Short exercise -> Among the entries below, find how many lines carry the word "order" and state only that figure.

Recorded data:
------

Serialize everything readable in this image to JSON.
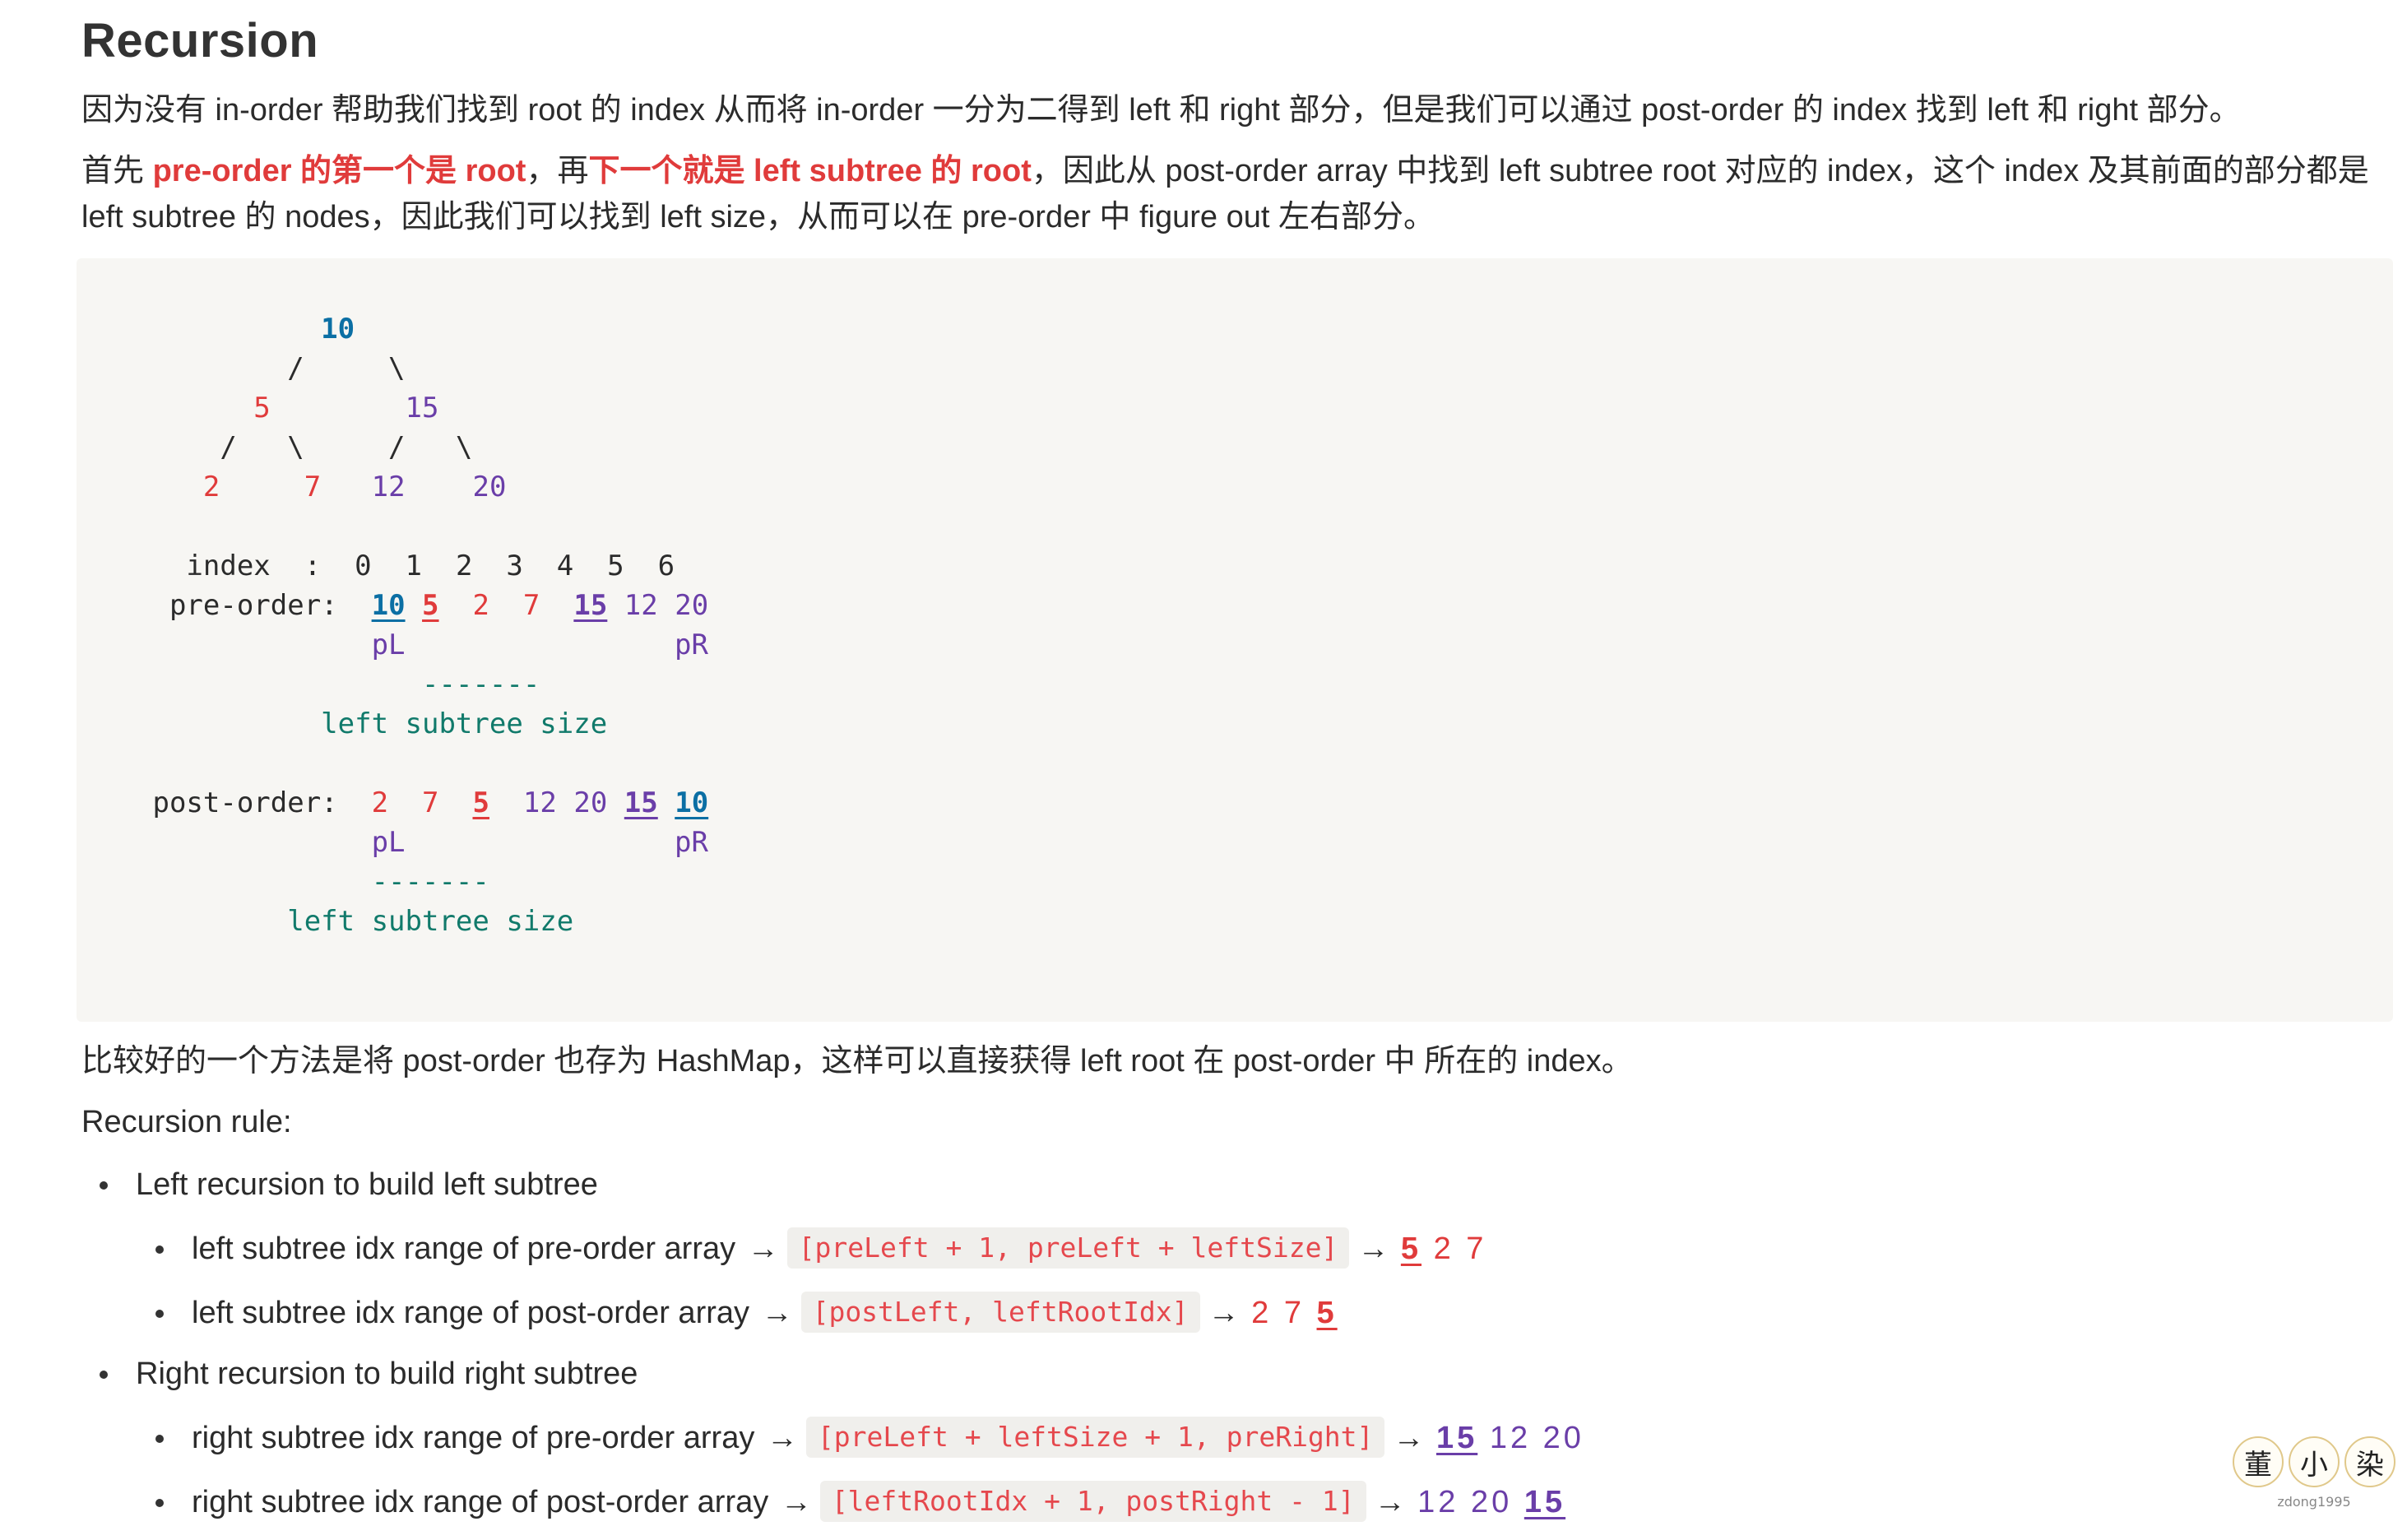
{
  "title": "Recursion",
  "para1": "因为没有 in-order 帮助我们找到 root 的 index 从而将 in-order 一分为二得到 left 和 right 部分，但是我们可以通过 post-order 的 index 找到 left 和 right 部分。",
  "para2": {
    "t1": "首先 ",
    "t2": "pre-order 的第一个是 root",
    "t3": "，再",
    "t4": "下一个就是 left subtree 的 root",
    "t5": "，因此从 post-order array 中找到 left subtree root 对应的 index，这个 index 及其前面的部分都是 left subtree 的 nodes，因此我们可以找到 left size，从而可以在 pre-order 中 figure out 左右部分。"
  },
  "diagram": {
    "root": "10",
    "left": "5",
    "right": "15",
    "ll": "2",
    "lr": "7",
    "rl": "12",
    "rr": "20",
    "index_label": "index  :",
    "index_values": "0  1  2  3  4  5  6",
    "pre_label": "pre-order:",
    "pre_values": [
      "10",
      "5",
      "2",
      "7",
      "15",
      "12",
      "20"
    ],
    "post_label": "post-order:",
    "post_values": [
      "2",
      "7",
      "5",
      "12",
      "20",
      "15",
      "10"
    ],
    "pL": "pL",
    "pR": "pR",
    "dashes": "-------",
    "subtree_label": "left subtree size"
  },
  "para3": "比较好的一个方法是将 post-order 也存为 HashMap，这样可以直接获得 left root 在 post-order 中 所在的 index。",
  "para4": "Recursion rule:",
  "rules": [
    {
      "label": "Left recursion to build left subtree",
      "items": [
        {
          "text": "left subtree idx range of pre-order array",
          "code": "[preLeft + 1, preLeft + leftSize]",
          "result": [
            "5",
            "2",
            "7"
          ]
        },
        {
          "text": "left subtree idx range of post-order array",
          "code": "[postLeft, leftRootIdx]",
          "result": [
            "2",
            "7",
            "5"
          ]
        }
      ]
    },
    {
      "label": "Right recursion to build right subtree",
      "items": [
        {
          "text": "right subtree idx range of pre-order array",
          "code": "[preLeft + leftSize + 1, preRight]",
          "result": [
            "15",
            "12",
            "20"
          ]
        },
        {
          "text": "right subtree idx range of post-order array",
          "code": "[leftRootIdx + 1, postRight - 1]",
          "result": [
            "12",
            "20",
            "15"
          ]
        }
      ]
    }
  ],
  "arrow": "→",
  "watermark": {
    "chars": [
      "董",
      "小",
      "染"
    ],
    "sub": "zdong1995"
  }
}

------

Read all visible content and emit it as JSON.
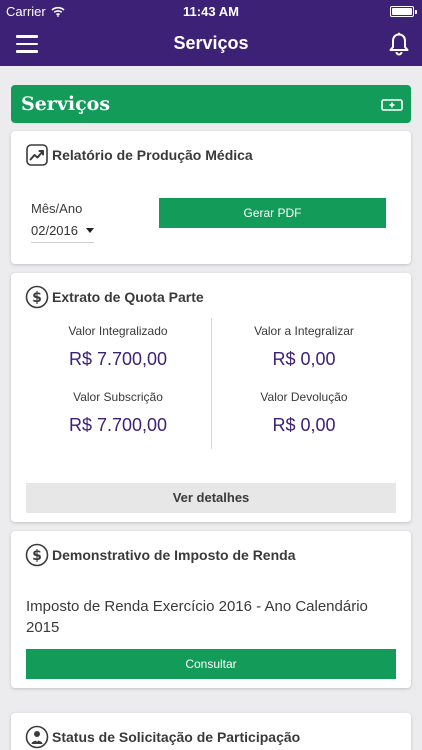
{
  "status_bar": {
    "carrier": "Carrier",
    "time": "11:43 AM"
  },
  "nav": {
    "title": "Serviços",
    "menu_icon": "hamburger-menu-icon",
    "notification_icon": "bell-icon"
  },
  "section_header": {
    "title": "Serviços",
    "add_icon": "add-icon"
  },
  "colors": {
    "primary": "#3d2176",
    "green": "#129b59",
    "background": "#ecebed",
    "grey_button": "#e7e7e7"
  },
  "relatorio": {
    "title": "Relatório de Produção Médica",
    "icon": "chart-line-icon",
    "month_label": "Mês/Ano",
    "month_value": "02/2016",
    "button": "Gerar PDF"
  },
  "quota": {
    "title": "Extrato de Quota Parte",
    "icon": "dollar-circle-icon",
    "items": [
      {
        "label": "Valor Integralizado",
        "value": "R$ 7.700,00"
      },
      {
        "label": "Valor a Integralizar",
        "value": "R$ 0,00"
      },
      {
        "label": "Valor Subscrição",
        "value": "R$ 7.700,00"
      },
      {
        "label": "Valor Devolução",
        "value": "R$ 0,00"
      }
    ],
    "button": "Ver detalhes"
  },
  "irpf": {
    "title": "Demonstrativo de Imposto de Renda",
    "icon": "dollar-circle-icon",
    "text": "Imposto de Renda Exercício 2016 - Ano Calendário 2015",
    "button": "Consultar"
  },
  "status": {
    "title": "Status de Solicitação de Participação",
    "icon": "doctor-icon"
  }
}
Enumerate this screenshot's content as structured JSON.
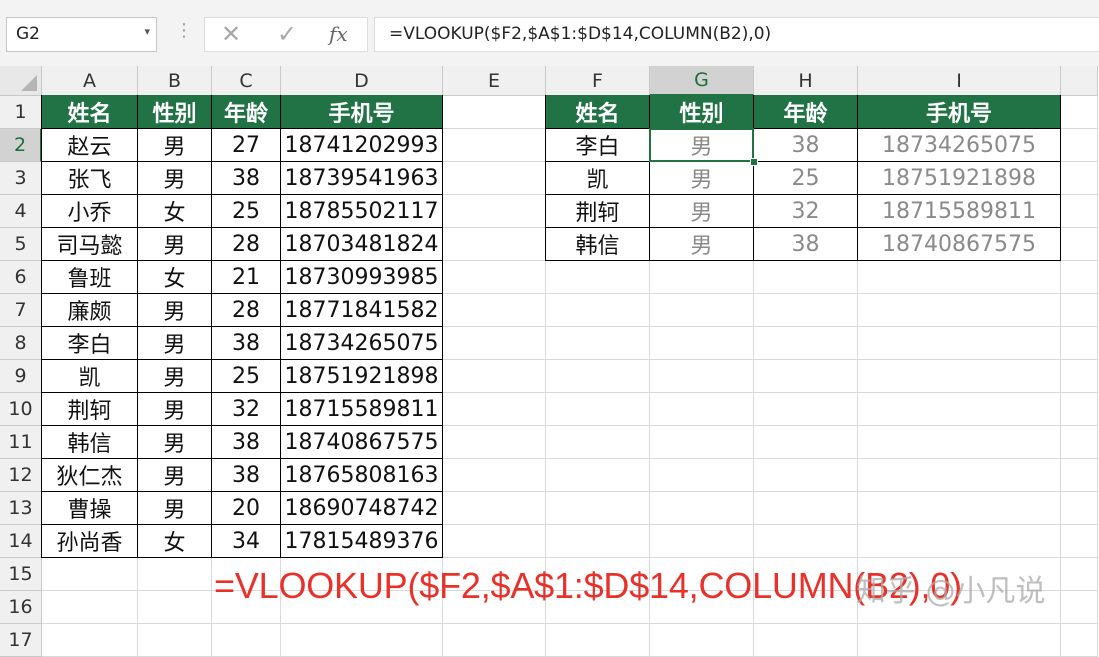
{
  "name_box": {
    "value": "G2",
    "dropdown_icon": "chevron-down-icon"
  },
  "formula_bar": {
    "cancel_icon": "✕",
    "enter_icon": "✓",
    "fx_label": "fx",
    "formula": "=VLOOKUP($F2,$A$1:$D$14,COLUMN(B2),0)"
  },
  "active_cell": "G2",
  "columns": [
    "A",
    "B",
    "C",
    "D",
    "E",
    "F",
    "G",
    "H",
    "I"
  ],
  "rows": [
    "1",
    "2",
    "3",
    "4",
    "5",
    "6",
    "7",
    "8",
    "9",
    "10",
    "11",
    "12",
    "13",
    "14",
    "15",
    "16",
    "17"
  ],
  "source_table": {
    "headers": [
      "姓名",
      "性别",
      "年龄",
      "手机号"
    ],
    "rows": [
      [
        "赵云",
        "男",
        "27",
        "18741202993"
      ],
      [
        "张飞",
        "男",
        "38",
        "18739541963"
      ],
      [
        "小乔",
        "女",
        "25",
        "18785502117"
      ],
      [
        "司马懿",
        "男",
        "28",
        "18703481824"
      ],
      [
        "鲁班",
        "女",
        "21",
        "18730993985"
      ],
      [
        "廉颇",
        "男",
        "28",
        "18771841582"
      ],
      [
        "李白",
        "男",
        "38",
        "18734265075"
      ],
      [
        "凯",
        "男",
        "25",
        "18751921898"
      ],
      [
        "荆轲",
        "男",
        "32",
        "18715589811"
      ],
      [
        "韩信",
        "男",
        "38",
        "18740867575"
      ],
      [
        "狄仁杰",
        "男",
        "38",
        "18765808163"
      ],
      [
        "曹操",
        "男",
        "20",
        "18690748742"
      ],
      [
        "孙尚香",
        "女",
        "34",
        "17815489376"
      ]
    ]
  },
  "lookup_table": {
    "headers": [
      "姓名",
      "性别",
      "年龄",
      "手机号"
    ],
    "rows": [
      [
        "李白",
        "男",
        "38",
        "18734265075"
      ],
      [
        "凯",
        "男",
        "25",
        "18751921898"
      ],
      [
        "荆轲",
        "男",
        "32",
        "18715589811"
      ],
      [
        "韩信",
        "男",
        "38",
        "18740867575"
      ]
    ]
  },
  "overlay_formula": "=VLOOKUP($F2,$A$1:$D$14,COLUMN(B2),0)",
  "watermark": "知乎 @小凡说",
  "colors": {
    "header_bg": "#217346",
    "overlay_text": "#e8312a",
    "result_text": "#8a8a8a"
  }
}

------

Correct response -> 10